Figure dataset records
* begin *

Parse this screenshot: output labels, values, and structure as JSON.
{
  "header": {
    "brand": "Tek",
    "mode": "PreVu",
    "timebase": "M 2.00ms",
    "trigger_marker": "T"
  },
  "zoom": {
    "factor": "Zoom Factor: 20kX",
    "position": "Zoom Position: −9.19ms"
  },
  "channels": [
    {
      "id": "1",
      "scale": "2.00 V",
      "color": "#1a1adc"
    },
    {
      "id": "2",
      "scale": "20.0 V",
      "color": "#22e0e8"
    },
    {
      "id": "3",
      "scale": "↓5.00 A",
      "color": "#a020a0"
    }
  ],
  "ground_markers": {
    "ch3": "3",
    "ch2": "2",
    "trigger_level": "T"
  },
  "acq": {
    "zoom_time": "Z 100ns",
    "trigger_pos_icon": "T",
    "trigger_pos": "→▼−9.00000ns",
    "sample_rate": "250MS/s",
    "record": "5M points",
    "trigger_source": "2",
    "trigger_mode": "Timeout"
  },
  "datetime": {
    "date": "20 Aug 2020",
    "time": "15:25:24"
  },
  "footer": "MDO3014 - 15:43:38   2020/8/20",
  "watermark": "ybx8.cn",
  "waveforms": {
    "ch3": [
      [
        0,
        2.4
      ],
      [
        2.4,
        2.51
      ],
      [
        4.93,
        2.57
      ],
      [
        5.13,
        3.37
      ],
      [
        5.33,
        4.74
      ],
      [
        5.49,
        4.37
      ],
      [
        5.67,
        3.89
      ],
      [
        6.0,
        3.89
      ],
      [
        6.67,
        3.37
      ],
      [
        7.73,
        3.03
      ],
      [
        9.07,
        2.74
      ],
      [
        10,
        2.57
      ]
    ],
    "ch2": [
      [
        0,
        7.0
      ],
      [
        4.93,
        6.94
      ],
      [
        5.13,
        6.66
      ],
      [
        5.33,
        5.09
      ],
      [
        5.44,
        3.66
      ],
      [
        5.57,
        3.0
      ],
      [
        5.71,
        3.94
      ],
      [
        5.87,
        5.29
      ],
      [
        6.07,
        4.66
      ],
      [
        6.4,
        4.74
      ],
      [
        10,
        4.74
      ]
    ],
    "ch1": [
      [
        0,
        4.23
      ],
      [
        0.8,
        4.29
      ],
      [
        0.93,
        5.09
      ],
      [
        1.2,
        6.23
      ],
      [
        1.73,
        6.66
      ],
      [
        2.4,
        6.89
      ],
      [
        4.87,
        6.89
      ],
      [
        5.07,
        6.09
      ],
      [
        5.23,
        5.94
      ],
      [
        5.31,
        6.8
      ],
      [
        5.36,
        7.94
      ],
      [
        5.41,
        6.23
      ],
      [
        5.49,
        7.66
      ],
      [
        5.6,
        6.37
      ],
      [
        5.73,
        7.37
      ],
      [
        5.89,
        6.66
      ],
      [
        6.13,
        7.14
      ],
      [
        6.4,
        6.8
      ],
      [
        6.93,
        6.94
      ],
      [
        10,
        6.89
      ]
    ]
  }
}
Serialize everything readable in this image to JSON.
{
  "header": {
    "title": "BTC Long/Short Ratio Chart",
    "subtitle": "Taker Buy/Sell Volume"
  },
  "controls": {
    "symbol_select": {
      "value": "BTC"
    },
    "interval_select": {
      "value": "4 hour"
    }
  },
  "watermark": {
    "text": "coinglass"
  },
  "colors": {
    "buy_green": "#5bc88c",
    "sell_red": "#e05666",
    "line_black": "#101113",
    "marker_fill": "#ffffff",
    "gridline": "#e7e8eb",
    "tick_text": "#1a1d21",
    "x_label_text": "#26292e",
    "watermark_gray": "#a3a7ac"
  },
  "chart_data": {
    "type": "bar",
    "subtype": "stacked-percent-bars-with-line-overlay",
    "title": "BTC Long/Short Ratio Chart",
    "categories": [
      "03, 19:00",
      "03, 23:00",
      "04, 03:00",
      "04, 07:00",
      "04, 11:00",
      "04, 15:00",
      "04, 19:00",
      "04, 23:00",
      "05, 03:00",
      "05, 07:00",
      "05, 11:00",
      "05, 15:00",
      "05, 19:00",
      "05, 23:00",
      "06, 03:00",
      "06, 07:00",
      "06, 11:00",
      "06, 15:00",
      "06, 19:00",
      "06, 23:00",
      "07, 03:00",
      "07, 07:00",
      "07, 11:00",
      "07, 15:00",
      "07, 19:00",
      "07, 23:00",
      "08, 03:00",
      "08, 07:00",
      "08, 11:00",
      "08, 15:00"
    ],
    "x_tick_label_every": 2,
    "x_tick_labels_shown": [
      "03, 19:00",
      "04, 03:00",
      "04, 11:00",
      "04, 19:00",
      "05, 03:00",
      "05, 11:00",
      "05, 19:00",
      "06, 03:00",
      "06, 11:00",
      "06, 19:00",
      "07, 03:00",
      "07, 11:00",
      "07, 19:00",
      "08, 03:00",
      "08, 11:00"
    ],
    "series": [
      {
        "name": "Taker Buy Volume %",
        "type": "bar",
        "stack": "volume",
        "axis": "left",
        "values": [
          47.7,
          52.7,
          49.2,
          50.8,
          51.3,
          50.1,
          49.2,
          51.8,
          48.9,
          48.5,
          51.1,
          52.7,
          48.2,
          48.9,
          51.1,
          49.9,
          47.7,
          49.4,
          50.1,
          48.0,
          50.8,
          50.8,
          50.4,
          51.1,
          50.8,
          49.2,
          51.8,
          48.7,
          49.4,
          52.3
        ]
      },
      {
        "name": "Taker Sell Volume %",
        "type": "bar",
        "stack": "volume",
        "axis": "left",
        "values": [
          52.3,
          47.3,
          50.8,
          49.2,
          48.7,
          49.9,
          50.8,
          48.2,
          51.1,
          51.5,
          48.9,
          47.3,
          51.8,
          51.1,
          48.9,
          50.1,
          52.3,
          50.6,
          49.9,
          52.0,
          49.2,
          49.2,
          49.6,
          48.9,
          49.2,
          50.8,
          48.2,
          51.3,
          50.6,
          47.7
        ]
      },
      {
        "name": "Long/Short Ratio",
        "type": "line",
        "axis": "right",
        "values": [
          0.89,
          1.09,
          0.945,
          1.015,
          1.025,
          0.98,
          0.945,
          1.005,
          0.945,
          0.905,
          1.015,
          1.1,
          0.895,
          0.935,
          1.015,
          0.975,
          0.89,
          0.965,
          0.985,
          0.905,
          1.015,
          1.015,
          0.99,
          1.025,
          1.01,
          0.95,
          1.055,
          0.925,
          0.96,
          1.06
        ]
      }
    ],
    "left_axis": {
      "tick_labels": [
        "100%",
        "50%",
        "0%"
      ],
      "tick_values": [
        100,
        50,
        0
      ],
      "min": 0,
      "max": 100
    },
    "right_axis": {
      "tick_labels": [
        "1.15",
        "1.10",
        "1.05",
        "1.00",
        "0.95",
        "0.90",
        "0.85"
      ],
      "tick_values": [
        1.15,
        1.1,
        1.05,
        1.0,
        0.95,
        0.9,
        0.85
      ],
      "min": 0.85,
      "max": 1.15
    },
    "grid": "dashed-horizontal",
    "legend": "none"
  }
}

* end *
* begin *

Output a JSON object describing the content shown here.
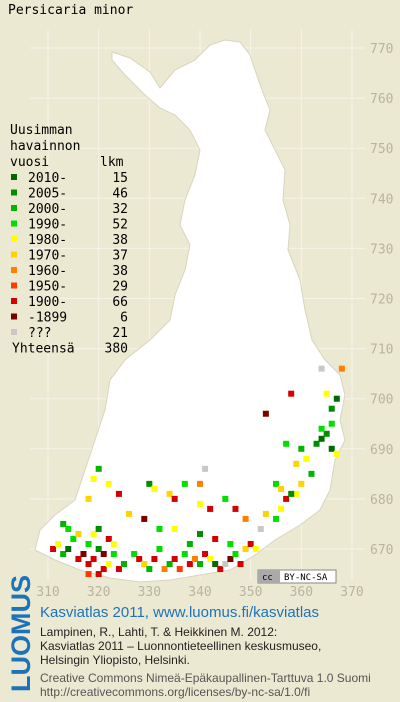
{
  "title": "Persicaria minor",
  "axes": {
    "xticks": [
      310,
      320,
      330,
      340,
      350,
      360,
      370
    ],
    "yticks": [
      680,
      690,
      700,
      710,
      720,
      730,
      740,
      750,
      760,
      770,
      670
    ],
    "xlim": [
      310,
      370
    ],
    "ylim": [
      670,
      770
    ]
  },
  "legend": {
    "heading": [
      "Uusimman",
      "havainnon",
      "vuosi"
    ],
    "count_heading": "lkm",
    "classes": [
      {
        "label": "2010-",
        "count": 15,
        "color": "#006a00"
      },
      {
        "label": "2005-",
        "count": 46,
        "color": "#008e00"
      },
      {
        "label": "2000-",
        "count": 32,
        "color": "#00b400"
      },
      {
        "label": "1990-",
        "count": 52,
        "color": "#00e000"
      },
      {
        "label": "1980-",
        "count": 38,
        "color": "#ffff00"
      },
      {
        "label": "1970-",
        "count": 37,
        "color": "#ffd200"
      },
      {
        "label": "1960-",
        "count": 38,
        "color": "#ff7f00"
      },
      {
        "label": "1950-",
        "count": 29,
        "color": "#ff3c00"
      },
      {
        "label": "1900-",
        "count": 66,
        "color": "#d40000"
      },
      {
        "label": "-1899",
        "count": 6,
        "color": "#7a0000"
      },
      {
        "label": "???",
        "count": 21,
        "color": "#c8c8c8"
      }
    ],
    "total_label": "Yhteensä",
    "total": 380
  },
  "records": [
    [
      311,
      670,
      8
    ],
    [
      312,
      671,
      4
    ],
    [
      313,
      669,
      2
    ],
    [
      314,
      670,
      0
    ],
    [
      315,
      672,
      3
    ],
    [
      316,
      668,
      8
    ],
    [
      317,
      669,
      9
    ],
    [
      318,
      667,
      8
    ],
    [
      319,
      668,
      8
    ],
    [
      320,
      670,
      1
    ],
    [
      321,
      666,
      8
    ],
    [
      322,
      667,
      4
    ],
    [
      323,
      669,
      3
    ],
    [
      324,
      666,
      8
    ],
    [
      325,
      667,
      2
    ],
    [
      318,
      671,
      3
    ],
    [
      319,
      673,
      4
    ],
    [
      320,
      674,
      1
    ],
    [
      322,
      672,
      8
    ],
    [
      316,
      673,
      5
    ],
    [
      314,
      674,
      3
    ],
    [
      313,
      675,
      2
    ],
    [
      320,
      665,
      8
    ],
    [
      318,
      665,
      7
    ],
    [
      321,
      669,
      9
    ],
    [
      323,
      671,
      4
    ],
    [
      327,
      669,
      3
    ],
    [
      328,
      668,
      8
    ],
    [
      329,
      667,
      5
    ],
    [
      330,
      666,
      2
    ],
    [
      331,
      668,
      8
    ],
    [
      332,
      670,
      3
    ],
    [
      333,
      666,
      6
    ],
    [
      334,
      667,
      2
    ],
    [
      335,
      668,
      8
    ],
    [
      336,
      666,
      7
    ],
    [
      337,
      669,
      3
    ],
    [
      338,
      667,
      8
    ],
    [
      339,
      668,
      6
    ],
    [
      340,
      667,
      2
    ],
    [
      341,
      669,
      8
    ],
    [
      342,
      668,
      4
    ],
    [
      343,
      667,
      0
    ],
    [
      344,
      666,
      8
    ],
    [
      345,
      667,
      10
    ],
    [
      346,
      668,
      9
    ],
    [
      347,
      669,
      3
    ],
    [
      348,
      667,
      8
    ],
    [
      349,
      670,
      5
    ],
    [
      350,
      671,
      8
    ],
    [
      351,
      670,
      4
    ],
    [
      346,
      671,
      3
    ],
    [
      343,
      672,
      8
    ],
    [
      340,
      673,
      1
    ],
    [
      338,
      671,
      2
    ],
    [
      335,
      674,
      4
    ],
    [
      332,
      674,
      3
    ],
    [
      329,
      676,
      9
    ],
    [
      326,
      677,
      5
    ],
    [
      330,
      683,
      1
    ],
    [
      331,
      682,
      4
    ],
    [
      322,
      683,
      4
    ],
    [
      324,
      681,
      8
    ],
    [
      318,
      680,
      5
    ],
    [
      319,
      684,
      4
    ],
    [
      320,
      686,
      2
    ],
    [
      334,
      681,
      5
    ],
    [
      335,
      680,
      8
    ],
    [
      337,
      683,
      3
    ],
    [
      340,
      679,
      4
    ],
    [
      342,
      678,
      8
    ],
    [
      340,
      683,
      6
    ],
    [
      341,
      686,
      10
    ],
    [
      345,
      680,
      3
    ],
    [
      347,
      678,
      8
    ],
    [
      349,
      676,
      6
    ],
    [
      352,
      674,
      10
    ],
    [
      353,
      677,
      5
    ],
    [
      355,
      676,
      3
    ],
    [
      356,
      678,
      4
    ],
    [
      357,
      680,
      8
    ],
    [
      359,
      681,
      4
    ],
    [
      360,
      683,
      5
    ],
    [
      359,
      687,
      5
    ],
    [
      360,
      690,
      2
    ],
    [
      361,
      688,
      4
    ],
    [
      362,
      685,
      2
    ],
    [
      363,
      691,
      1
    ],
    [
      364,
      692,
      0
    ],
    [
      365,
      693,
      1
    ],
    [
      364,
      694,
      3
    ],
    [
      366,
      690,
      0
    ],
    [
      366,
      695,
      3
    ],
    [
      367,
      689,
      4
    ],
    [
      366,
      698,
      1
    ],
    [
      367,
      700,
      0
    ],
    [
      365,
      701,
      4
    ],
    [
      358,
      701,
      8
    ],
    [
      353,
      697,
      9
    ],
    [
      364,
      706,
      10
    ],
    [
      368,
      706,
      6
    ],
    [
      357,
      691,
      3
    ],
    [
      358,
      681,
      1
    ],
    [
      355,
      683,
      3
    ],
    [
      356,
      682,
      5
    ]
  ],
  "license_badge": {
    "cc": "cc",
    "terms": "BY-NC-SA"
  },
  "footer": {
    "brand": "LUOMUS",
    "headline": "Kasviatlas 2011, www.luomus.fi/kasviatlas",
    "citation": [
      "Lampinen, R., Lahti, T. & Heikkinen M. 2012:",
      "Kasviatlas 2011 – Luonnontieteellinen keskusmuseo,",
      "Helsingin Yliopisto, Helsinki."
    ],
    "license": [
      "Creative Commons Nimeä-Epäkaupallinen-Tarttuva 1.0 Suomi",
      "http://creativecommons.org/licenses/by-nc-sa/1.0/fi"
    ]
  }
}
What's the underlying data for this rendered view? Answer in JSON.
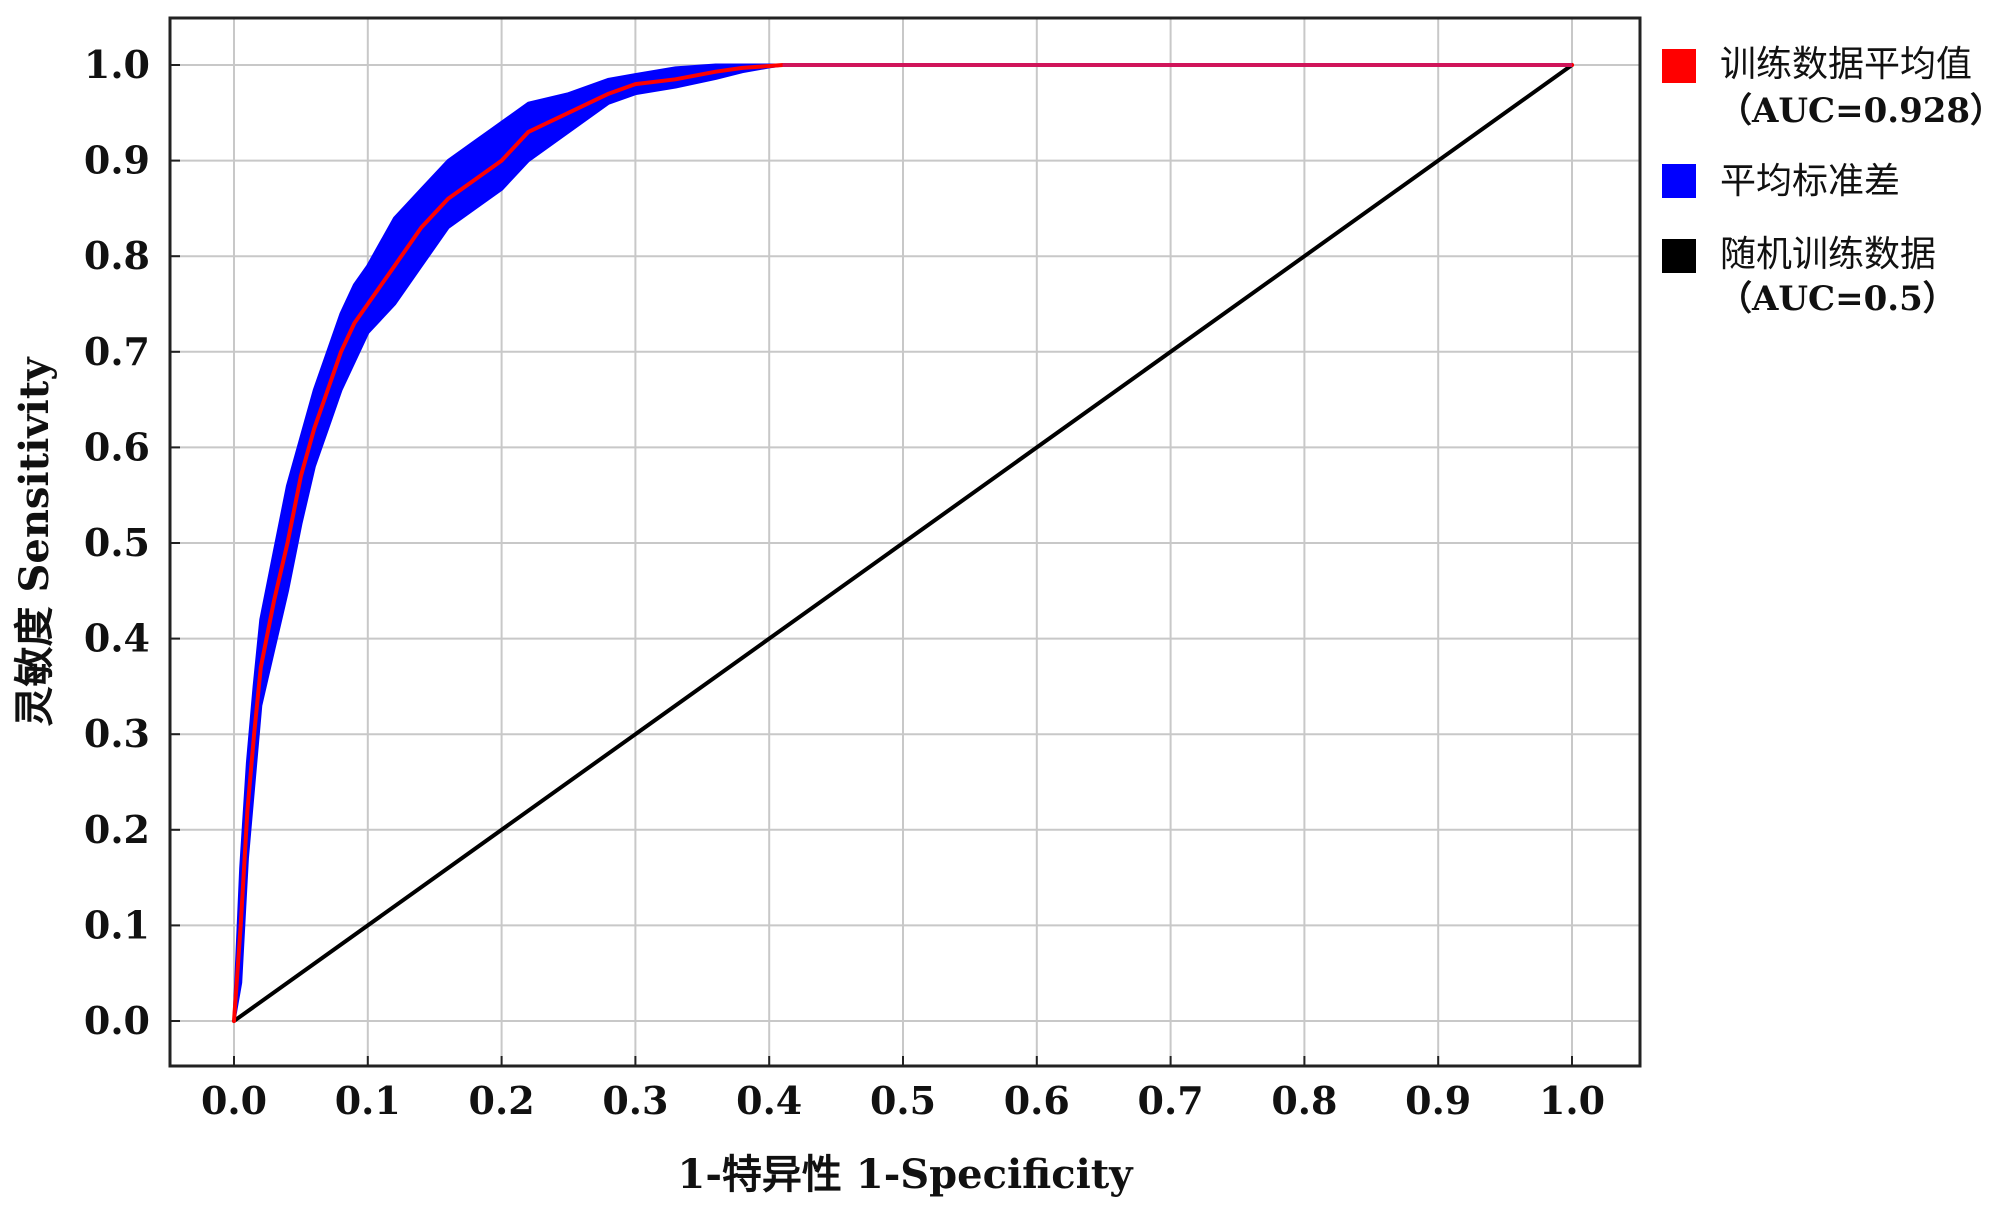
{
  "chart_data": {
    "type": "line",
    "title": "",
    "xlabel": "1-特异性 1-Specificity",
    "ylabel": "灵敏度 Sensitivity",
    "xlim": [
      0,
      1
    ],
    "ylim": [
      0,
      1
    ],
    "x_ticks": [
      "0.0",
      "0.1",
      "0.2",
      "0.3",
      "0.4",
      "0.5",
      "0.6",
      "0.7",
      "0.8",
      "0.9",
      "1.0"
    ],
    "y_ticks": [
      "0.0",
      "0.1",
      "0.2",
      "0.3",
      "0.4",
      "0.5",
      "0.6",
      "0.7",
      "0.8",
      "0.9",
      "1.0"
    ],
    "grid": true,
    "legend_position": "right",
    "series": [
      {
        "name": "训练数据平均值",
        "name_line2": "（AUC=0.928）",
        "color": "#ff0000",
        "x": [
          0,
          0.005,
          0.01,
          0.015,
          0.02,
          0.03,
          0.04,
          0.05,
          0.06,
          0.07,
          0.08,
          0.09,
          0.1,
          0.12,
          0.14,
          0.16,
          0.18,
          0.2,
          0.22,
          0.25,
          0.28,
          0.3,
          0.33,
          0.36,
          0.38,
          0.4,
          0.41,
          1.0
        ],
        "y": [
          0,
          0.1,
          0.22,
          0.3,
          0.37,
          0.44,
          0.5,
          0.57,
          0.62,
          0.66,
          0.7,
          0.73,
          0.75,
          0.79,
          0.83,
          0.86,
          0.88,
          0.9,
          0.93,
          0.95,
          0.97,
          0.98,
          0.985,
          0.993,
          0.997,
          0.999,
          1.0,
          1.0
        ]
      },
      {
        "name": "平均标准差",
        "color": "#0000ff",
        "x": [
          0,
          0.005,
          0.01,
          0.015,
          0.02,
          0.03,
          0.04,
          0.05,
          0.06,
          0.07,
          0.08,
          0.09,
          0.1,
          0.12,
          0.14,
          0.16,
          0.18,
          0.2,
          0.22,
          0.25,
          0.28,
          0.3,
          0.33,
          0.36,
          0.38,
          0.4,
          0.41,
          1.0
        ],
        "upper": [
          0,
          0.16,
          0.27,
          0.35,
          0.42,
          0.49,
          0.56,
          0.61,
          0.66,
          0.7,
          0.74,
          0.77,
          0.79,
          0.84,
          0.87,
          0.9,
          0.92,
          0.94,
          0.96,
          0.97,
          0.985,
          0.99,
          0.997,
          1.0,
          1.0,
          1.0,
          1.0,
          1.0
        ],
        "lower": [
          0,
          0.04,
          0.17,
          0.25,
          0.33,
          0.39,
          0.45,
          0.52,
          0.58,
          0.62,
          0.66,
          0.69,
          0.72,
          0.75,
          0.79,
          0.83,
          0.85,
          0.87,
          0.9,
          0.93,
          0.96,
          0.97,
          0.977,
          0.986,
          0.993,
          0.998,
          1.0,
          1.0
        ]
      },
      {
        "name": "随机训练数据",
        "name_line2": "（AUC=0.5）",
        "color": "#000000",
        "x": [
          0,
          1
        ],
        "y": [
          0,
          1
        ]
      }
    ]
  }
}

* end *

Exercise prompt
Find the lines above that contain the word "Kasviatlas" and collect them.

Response to the exercise
    "headline": "Kasviatlas 2011, www.luomus.fi/kasviatlas",
      "Kasviatlas 2011 – Luonnontieteellinen keskusmuseo,",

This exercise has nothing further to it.